▶ **WHAT IS ASKED**:
Reproduce each line bearing the word "Save".

▶ **RECORDS TO USE**:
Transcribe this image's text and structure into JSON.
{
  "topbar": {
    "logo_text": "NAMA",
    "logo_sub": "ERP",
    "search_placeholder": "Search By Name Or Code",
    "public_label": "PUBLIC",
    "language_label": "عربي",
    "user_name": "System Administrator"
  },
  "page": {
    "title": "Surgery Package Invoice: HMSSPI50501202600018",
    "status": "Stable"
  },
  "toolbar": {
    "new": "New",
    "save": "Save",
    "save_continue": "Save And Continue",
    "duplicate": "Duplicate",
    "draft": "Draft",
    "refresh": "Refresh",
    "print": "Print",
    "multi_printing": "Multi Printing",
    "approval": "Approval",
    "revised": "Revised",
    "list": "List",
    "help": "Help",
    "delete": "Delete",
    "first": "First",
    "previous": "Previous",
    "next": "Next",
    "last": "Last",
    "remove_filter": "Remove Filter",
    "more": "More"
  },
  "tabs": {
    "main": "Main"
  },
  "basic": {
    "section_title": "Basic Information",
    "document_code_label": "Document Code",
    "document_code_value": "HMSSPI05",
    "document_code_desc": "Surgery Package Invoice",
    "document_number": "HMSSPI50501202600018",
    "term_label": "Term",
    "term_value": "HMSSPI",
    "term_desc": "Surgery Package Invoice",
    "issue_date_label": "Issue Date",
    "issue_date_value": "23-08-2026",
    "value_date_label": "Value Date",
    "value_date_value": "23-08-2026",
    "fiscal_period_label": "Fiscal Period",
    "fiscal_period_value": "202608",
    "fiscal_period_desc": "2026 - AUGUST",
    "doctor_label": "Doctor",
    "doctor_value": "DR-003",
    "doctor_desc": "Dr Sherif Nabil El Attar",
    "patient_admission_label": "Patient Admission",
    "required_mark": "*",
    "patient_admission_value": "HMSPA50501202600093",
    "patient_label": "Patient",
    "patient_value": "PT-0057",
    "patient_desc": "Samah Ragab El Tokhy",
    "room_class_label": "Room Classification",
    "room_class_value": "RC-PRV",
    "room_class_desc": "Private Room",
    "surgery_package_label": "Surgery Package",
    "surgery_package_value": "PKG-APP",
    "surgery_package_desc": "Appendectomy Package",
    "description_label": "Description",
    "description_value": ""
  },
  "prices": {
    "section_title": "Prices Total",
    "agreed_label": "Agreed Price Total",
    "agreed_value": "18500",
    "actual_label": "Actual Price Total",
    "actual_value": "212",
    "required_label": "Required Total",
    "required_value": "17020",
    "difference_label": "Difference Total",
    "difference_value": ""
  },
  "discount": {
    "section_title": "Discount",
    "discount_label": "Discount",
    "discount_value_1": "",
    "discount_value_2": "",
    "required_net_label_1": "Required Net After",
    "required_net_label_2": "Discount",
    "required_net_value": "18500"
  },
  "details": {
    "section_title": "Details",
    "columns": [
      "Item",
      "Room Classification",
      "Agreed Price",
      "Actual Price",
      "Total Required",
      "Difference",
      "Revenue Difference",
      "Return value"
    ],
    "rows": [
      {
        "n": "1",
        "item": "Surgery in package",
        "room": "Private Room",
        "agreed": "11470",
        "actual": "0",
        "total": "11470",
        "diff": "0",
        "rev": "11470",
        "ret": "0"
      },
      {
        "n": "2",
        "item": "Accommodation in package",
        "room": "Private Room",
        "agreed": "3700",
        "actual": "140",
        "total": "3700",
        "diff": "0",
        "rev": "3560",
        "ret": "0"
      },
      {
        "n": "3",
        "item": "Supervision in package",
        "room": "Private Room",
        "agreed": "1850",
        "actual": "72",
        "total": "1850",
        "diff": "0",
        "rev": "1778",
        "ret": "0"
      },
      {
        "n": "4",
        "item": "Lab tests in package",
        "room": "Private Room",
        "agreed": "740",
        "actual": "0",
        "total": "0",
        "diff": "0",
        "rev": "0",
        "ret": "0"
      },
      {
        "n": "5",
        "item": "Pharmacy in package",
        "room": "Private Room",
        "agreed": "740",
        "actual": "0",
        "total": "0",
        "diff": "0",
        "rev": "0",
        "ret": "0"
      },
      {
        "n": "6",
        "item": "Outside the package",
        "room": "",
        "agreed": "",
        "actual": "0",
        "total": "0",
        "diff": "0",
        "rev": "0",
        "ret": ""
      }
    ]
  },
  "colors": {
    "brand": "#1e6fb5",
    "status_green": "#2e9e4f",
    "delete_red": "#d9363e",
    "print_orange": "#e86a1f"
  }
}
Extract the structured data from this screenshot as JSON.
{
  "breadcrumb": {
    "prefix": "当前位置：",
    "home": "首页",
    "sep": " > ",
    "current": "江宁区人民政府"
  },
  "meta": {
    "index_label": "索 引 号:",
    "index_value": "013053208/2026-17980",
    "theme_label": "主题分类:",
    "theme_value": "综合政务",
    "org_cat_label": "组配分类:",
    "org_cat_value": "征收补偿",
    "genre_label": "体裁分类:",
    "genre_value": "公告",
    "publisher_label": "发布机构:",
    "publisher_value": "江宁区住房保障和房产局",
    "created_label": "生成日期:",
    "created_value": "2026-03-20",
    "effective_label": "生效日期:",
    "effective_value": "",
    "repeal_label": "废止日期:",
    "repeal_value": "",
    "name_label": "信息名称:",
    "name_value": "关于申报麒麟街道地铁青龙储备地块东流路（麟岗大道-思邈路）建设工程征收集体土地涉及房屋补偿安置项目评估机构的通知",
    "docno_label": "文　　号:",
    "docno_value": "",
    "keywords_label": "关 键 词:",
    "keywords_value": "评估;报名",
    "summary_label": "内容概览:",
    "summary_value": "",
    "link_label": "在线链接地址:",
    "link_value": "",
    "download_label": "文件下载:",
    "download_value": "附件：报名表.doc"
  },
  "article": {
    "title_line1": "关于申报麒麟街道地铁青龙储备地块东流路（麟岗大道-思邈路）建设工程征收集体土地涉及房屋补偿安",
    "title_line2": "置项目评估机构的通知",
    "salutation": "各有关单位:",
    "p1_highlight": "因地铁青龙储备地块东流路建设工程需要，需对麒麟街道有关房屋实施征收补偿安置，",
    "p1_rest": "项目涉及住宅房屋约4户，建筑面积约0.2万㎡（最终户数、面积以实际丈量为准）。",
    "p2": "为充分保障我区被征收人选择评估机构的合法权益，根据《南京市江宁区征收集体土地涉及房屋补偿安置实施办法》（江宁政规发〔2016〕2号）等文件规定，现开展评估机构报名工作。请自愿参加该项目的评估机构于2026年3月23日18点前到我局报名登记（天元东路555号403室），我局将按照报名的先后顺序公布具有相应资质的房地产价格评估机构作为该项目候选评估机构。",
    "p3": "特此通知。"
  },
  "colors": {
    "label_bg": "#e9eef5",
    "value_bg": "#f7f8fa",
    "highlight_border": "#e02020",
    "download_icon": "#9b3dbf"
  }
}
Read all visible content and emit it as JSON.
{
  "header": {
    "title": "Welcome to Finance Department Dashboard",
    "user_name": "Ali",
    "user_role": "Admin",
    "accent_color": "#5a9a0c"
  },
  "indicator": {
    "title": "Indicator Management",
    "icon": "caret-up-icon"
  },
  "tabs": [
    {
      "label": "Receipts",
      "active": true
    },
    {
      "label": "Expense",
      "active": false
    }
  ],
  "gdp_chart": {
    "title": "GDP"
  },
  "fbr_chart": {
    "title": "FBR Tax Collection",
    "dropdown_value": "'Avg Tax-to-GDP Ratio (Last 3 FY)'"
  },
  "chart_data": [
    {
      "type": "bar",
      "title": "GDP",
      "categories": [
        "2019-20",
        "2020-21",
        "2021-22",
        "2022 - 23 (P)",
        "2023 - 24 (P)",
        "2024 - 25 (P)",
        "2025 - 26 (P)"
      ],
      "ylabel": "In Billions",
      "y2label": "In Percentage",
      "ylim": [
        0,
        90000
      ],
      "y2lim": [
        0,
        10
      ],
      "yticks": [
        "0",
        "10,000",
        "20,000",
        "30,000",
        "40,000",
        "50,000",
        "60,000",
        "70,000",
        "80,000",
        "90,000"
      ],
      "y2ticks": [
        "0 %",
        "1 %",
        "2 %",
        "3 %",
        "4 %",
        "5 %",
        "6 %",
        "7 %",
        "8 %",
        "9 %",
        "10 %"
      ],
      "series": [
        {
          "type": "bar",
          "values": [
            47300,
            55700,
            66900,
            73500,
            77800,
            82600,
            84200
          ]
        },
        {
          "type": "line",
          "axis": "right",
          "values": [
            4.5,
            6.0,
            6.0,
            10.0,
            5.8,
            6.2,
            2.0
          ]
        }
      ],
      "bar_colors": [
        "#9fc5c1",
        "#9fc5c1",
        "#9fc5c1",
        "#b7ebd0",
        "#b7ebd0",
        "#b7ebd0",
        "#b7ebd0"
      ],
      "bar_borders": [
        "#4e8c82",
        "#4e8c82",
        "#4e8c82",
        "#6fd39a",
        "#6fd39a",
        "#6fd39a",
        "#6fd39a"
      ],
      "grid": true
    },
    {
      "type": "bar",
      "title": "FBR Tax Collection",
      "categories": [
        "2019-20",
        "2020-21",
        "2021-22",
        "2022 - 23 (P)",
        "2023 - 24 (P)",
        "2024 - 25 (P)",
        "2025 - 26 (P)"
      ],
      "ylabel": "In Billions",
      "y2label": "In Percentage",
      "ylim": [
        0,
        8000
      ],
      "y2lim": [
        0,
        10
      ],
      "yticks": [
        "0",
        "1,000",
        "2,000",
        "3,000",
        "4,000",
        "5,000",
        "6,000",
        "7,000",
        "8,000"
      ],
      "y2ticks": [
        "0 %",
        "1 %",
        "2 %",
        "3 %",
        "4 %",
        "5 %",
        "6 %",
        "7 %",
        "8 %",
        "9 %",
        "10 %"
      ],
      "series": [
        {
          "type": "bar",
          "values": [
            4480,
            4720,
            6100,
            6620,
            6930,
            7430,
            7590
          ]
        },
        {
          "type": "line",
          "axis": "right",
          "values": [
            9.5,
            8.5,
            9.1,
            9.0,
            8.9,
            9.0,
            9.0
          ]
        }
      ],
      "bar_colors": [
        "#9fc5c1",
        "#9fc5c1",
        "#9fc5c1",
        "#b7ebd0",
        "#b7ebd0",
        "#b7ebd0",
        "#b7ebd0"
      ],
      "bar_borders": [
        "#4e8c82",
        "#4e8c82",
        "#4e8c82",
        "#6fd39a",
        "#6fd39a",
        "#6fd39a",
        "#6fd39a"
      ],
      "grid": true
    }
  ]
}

▶ **ANSWER FOR THE TASK**:
    "save": "Save",
    "save_continue": "Save And Continue",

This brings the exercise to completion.